* Work instructions: Wherever a line below holds the word "JSON", copy that line.

## Start Given records

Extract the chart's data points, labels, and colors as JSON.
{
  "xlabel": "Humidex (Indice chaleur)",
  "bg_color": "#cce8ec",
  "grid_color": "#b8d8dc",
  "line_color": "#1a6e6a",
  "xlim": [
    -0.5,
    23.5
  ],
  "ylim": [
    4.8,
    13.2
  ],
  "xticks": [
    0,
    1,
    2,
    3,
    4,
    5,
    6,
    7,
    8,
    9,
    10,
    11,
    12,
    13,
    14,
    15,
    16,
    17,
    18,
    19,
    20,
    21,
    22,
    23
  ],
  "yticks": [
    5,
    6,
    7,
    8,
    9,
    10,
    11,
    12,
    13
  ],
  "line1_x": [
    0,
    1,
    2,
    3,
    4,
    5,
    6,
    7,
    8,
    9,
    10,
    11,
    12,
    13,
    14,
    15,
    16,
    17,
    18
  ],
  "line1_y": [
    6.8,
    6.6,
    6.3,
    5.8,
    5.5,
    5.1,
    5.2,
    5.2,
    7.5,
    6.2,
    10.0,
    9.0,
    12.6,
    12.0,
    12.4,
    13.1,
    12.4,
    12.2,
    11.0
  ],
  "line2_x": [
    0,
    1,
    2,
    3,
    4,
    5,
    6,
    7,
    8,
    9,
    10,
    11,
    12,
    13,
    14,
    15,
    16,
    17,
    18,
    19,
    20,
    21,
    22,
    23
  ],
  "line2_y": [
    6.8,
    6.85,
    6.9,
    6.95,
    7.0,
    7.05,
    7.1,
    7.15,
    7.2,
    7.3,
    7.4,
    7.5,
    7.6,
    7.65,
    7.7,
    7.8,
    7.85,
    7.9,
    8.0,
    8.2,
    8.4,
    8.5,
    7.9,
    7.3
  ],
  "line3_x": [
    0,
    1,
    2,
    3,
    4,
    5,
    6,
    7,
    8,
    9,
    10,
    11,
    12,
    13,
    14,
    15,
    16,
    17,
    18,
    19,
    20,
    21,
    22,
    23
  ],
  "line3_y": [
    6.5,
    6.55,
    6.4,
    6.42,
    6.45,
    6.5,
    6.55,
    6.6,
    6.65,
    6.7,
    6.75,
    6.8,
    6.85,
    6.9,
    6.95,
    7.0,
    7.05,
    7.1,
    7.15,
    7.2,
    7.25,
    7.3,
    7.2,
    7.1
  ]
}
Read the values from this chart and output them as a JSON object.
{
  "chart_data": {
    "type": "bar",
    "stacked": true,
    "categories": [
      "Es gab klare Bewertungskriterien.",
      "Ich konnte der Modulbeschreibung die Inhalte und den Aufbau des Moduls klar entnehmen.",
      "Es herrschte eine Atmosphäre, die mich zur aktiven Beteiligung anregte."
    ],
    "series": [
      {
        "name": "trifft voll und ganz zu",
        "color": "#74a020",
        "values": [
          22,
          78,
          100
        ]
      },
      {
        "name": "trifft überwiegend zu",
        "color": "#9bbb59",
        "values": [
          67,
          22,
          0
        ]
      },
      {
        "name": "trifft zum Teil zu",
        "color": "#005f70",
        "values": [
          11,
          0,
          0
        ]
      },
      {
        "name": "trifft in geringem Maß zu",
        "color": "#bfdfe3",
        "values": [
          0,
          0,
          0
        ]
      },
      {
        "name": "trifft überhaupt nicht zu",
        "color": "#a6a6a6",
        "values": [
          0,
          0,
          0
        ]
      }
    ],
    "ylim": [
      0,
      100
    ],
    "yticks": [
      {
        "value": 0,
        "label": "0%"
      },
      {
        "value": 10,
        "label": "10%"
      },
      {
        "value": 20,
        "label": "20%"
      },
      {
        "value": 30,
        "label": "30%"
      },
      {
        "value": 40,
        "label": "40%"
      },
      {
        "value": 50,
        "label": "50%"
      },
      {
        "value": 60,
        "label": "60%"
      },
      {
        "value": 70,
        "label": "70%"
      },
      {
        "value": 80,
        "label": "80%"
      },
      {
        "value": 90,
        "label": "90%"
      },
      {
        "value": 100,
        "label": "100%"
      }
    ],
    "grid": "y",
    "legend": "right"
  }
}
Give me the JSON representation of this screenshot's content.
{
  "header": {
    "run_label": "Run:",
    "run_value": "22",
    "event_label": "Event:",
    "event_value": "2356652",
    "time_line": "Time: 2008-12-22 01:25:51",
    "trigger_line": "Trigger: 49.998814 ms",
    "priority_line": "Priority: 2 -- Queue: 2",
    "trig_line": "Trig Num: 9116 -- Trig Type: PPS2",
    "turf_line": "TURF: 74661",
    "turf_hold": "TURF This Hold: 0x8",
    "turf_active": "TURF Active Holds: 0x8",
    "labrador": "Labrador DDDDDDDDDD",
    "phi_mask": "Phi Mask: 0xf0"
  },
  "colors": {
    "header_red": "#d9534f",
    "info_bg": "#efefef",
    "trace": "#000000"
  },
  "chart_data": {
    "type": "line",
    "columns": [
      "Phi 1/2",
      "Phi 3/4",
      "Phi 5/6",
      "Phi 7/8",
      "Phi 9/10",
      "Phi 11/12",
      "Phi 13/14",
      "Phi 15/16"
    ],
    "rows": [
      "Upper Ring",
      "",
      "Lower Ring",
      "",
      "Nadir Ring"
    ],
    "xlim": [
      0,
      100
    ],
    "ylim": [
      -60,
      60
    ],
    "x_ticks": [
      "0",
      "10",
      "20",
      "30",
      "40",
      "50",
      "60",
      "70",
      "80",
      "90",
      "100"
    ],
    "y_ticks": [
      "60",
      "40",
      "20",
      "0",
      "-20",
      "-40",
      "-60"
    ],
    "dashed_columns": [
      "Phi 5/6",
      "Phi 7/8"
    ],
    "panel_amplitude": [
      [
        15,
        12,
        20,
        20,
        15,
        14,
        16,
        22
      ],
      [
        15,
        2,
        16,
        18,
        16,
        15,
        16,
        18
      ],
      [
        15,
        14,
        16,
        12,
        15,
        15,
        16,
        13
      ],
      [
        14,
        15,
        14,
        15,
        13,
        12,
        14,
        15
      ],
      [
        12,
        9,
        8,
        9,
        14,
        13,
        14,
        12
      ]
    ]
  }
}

## End Given records

* Correct answer:
Extract the chart's data points, labels, and colors as JSON.
Read the values from this chart and output them as a JSON object.
Give me the JSON representation of this screenshot's content.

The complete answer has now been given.